▶ STATED TASK: Search the material for the word "recessions" and report each line where it turns up.

Data entries

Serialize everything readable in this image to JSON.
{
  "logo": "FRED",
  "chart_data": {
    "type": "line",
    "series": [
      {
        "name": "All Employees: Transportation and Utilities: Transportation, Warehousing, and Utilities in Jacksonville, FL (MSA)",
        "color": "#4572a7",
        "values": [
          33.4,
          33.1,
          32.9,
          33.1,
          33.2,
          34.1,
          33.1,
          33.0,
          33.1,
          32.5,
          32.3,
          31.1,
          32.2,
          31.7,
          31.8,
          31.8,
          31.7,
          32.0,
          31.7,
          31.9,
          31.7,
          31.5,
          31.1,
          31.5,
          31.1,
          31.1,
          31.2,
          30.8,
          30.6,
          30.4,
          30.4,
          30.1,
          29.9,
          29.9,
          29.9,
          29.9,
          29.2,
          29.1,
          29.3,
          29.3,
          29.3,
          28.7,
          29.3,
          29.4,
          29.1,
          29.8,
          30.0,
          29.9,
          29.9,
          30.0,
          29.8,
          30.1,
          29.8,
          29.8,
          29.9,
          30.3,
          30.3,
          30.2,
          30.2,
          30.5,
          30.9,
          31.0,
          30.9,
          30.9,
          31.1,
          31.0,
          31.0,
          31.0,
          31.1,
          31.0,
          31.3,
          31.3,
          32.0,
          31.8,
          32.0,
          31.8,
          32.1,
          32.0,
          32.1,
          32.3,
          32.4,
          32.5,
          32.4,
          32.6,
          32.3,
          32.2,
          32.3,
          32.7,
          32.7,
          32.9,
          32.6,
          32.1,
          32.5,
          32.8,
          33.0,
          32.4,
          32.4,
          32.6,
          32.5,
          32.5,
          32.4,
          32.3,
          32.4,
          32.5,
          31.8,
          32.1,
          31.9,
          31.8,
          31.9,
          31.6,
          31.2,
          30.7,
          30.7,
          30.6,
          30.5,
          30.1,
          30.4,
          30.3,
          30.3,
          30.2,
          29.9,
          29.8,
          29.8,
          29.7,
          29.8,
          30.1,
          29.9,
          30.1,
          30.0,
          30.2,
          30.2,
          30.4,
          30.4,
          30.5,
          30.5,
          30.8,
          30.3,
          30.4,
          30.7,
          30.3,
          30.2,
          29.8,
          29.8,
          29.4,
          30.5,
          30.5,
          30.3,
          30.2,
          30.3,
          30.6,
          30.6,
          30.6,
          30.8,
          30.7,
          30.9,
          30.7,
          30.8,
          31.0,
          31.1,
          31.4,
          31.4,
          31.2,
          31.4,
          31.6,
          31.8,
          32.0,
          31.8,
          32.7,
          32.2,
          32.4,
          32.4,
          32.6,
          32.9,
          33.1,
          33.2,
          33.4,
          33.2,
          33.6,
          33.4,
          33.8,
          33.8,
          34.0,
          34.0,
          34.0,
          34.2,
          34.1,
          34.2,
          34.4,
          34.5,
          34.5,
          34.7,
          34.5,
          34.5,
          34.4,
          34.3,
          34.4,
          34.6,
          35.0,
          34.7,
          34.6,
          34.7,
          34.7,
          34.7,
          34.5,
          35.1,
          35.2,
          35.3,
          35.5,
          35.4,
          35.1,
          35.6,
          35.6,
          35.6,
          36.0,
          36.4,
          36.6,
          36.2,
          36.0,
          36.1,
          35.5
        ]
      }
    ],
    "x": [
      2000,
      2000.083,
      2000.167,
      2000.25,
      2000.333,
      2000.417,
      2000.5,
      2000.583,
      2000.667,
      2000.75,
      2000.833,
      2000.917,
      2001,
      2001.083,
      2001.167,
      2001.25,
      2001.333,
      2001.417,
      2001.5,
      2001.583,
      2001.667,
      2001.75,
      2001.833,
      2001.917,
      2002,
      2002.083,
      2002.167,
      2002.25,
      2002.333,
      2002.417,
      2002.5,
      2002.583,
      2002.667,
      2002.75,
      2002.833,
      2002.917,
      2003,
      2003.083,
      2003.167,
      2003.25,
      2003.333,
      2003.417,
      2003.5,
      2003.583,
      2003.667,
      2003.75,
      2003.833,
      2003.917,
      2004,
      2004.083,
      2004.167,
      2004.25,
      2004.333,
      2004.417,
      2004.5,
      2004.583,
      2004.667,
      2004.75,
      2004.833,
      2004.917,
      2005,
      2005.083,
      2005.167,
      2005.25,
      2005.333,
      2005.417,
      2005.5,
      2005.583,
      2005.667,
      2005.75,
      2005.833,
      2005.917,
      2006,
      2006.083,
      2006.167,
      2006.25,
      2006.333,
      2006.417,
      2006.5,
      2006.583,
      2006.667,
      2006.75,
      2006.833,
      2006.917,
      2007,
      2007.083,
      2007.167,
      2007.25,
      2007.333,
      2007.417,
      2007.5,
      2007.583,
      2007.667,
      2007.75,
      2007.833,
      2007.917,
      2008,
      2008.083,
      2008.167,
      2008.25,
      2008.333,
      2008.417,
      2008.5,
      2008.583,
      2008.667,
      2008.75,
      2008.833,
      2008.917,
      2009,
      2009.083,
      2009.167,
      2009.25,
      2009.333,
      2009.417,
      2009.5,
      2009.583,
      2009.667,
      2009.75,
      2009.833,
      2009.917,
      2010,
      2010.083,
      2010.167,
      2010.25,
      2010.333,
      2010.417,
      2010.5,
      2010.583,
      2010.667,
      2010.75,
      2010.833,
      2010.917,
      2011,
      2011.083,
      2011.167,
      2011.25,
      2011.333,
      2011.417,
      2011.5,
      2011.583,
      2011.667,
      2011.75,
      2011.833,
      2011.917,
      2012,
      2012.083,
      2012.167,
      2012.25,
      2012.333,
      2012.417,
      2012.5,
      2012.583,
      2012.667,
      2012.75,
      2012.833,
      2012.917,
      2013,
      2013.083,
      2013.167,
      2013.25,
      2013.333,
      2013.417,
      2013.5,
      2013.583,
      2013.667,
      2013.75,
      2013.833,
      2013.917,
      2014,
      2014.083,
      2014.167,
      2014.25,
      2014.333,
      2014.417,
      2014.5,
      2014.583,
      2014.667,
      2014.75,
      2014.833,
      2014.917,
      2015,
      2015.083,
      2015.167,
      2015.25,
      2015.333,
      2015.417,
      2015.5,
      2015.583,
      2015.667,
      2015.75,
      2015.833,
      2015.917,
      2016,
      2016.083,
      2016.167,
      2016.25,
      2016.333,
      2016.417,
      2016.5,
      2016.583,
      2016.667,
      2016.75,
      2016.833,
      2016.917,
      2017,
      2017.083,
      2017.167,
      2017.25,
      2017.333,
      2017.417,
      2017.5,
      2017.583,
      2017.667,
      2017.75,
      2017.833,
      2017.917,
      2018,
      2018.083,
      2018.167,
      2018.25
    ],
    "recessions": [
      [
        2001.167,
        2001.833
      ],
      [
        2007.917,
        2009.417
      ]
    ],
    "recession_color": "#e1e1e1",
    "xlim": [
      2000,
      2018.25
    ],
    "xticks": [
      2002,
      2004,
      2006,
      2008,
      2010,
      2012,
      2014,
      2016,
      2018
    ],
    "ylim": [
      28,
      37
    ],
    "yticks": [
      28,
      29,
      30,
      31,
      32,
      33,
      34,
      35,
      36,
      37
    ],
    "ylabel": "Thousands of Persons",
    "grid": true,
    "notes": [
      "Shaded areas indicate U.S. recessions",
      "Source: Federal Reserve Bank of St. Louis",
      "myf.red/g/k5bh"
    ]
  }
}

▶ EXERCISE SOLUTION:
    "recessions": [
      "Shaded areas indicate U.S. recessions",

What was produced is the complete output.